YOUR INSTRUCTIONS → Nothing in the records should change; write them all out exactly.

Stored dataset items
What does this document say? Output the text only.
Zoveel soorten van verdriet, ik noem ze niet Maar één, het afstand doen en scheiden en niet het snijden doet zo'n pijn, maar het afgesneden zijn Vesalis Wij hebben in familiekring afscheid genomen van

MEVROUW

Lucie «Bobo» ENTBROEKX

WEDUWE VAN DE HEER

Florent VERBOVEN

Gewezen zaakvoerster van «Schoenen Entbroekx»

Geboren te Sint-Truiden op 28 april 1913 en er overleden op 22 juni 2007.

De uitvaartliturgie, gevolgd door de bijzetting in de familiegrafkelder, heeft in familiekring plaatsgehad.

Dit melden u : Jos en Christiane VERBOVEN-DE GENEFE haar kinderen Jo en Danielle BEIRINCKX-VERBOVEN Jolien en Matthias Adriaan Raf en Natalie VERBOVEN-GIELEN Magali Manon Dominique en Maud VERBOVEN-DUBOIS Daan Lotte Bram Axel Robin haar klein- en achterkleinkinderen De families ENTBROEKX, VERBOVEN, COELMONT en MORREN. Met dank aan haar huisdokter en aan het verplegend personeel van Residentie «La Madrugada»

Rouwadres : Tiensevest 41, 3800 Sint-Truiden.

EXERCISE OUTPUT →
What does this document say? Output the text only.
Zoveel soorten van verdriet, ik noem ze niet Maar één, het afstand doen en scheiden en niet het snijden doet zo'n pijn, maar het afgesneden zijn Vesalis Wij hebben in familiekring afscheid genomen van

MEVROUW

Lucie «Bobo» ENTBROEKX

WEDUWE VAN DE HEER

Florent VERBOVEN

Gewezen zaakvoerster van «Schoenen Entbroekx»

Geboren te Sint-Truiden op 28 april 1913 en er overleden op 22 juni 2007.

De uitvaartliturgie, gevolgd door de bijzetting in de familiegrafkelder, heeft in familiekring plaatsgehad.

Dit melden u : Jos en Christiane VERBOVEN-DE GENEFE haar kinderen Jo en Danielle BEIRINCKX-VERBOVEN Jolien en Matthias Adriaan Raf en Natalie VERBOVEN-GIELEN Magali Manon Dominique en Maud VERBOVEN-DUBOIS Daan Lotte Bram Axel Robin haar klein- en achterkleinkinderen De families ENTBROEKX, VERBOVEN, COELMONT en MORREN. Met dank aan haar huisdokter en aan het verplegend personeel van Residentie «La Madrugada»

Rouwadres : Tiensevest 41, 3800 Sint-Truiden.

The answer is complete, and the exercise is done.